• _Task to carry out_
Output each entry verbatim and exclude every picture from it.

(Entries from a dataset)
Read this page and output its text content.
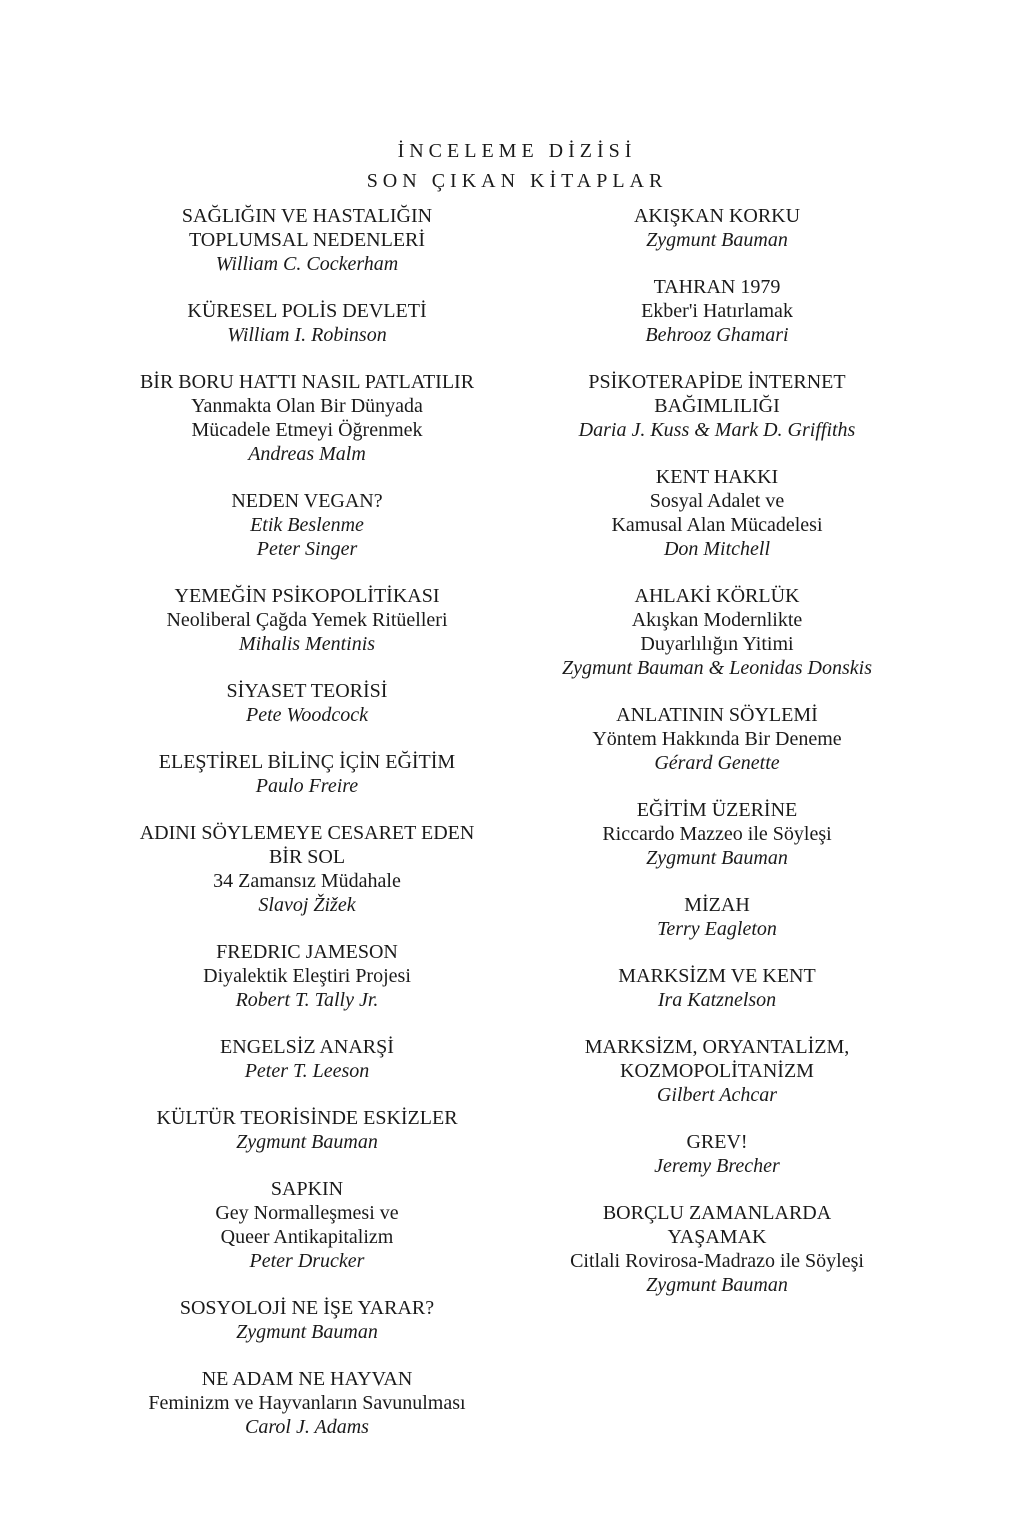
İNCELEME DİZİSİ
SON ÇIKAN KİTAPLAR
SAĞLIĞIN VE HASTALIĞIN
TOPLUMSAL NEDENLERİ
William C. Cockerham
KÜRESEL POLİS DEVLETİ
William I. Robinson
BİR BORU HATTI NASIL PATLATILIR
Yanmakta Olan Bir Dünyada
Mücadele Etmeyi Öğrenmek
Andreas Malm
NEDEN VEGAN?
Etik Beslenme
Peter Singer
YEMEĞİN PSİKOPOLİTİKASI
Neoliberal Çağda Yemek Ritüelleri
Mihalis Mentinis
SİYASET TEORİSİ
Pete Woodcock
ELEŞTİREL BİLİNÇ İÇİN EĞİTİM
Paulo Freire
ADINI SÖYLEMEYE CESARET EDEN
BİR SOL
34 Zamansız Müdahale
Slavoj Žižek
FREDRIC JAMESON
Diyalektik Eleştiri Projesi
Robert T. Tally Jr.
ENGELSİZ ANARŞİ
Peter T. Leeson
KÜLTÜR TEORİSİNDE ESKİZLER
Zygmunt Bauman
SAPKIN
Gey Normalleşmesi ve
Queer Antikapitalizm
Peter Drucker
SOSYOLOJİ NE İŞE YARAR?
Zygmunt Bauman
NE ADAM NE HAYVAN
Feminizm ve Hayvanların Savunulması
Carol J. Adams
AKIŞKAN KORKU
Zygmunt Bauman
TAHRAN 1979
Ekber'i Hatırlamak
Behrooz Ghamari
PSİKOTERAPİDE İNTERNET
BAĞIMLILIĞI
Daria J. Kuss & Mark D. Griffiths
KENT HAKKI
Sosyal Adalet ve
Kamusal Alan Mücadelesi
Don Mitchell
AHLAKİ KÖRLÜK
Akışkan Modernlikte
Duyarlılığın Yitimi
Zygmunt Bauman & Leonidas Donskis
ANLATININ SÖYLEMİ
Yöntem Hakkında Bir Deneme
Gérard Genette
EĞİTİM ÜZERİNE
Riccardo Mazzeo ile Söyleşi
Zygmunt Bauman
MİZAH
Terry Eagleton
MARKSİZM VE KENT
Ira Katznelson
MARKSİZM, ORYANTALİZM,
KOZMOPOLİTANİZM
Gilbert Achcar
GREV!
Jeremy Brecher
BORÇLU ZAMANLARDA
YAŞAMAK
Citlali Rovirosa-Madrazo ile Söyleşi
Zygmunt Bauman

• _Answer to the task_
Read this page and output its text content.
İNCELEME DİZİSİ
SON ÇIKAN KİTAPLAR
SAĞLIĞIN VE HASTALIĞIN
TOPLUMSAL NEDENLERİ
William C. Cockerham
KÜRESEL POLİS DEVLETİ
William I. Robinson
BİR BORU HATTI NASIL PATLATILIR
Yanmakta Olan Bir Dünyada
Mücadele Etmeyi Öğrenmek
Andreas Malm
NEDEN VEGAN?
Etik Beslenme
Peter Singer
YEMEĞİN PSİKOPOLİTİKASI
Neoliberal Çağda Yemek Ritüelleri
Mihalis Mentinis
SİYASET TEORİSİ
Pete Woodcock
ELEŞTİREL BİLİNÇ İÇİN EĞİTİM
Paulo Freire
ADINI SÖYLEMEYE CESARET EDEN
BİR SOL
34 Zamansız Müdahale
Slavoj Žižek
FREDRIC JAMESON
Diyalektik Eleştiri Projesi
Robert T. Tally Jr.
ENGELSİZ ANARŞİ
Peter T. Leeson
KÜLTÜR TEORİSİNDE ESKİZLER
Zygmunt Bauman
SAPKIN
Gey Normalleşmesi ve
Queer Antikapitalizm
Peter Drucker
SOSYOLOJİ NE İŞE YARAR?
Zygmunt Bauman
NE ADAM NE HAYVAN
Feminizm ve Hayvanların Savunulması
Carol J. Adams
AKIŞKAN KORKU
Zygmunt Bauman
TAHRAN 1979
Ekber'i Hatırlamak
Behrooz Ghamari
PSİKOTERAPİDE İNTERNET
BAĞIMLILIĞI
Daria J. Kuss & Mark D. Griffiths
KENT HAKKI
Sosyal Adalet ve
Kamusal Alan Mücadelesi
Don Mitchell
AHLAKİ KÖRLÜK
Akışkan Modernlikte
Duyarlılığın Yitimi
Zygmunt Bauman & Leonidas Donskis
ANLATININ SÖYLEMİ
Yöntem Hakkında Bir Deneme
Gérard Genette
EĞİTİM ÜZERİNE
Riccardo Mazzeo ile Söyleşi
Zygmunt Bauman
MİZAH
Terry Eagleton
MARKSİZM VE KENT
Ira Katznelson
MARKSİZM, ORYANTALİZM,
KOZMOPOLİTANİZM
Gilbert Achcar
GREV!
Jeremy Brecher
BORÇLU ZAMANLARDA
YAŞAMAK
Citlali Rovirosa-Madrazo ile Söyleşi
Zygmunt Bauman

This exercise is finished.